STATED TASK
Write out the entire listing below exactly, with the pictures left out.
--- Start SUPPLIED MATERIAL ---
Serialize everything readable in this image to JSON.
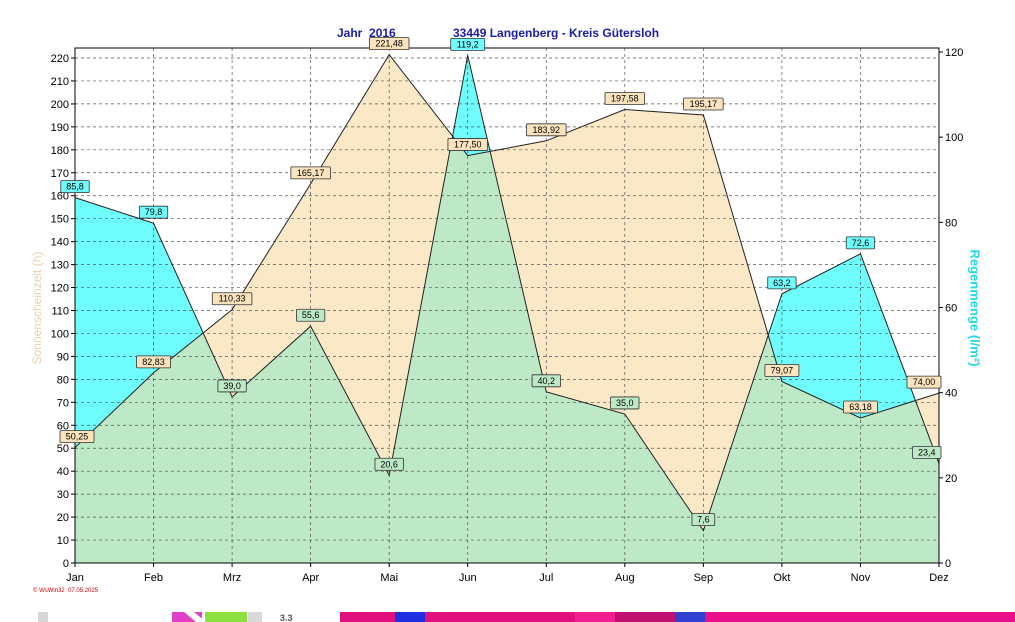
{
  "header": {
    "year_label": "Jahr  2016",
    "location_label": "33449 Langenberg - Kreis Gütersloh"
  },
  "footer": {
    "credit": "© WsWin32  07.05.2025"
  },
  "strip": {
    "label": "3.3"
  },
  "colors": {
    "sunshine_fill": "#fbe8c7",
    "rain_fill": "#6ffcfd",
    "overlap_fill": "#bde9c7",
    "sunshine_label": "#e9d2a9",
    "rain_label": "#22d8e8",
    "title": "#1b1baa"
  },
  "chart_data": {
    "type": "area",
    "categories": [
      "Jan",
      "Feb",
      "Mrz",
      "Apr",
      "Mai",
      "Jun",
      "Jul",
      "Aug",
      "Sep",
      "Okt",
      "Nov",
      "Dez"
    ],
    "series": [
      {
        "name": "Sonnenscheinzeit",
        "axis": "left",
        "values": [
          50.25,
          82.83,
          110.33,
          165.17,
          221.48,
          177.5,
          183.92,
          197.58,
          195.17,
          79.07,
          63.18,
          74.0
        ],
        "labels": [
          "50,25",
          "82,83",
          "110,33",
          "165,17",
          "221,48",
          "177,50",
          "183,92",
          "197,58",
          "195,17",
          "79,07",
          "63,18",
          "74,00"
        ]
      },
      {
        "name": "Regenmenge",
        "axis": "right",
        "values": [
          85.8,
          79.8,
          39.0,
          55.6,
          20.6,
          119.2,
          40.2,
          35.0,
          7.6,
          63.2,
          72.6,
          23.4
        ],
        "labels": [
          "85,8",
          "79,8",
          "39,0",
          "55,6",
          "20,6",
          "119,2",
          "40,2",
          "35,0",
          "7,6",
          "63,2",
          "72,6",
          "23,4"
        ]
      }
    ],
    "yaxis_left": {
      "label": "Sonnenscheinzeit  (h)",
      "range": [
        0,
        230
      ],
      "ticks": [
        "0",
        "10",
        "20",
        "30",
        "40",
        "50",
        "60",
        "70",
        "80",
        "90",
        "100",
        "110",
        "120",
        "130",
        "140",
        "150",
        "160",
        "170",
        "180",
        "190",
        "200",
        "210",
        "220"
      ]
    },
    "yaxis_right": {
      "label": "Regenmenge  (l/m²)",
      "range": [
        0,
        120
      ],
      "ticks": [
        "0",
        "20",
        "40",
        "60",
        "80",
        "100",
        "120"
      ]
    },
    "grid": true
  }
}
--- End SUPPLIED MATERIAL ---
THE RESPONSE
Serialize everything readable in this image to JSON.
{
  "header": {
    "year_label": "Jahr  2016",
    "location_label": "33449 Langenberg - Kreis Gütersloh"
  },
  "footer": {
    "credit": "© WsWin32  07.05.2025"
  },
  "strip": {
    "label": "3.3"
  },
  "colors": {
    "sunshine_fill": "#fbe8c7",
    "rain_fill": "#6ffcfd",
    "overlap_fill": "#bde9c7",
    "sunshine_label": "#e9d2a9",
    "rain_label": "#22d8e8",
    "title": "#1b1baa"
  },
  "chart_data": {
    "type": "area",
    "categories": [
      "Jan",
      "Feb",
      "Mrz",
      "Apr",
      "Mai",
      "Jun",
      "Jul",
      "Aug",
      "Sep",
      "Okt",
      "Nov",
      "Dez"
    ],
    "series": [
      {
        "name": "Sonnenscheinzeit",
        "axis": "left",
        "values": [
          50.25,
          82.83,
          110.33,
          165.17,
          221.48,
          177.5,
          183.92,
          197.58,
          195.17,
          79.07,
          63.18,
          74.0
        ],
        "labels": [
          "50,25",
          "82,83",
          "110,33",
          "165,17",
          "221,48",
          "177,50",
          "183,92",
          "197,58",
          "195,17",
          "79,07",
          "63,18",
          "74,00"
        ]
      },
      {
        "name": "Regenmenge",
        "axis": "right",
        "values": [
          85.8,
          79.8,
          39.0,
          55.6,
          20.6,
          119.2,
          40.2,
          35.0,
          7.6,
          63.2,
          72.6,
          23.4
        ],
        "labels": [
          "85,8",
          "79,8",
          "39,0",
          "55,6",
          "20,6",
          "119,2",
          "40,2",
          "35,0",
          "7,6",
          "63,2",
          "72,6",
          "23,4"
        ]
      }
    ],
    "yaxis_left": {
      "label": "Sonnenscheinzeit  (h)",
      "range": [
        0,
        230
      ],
      "ticks": [
        "0",
        "10",
        "20",
        "30",
        "40",
        "50",
        "60",
        "70",
        "80",
        "90",
        "100",
        "110",
        "120",
        "130",
        "140",
        "150",
        "160",
        "170",
        "180",
        "190",
        "200",
        "210",
        "220"
      ]
    },
    "yaxis_right": {
      "label": "Regenmenge  (l/m²)",
      "range": [
        0,
        120
      ],
      "ticks": [
        "0",
        "20",
        "40",
        "60",
        "80",
        "100",
        "120"
      ]
    },
    "grid": true
  }
}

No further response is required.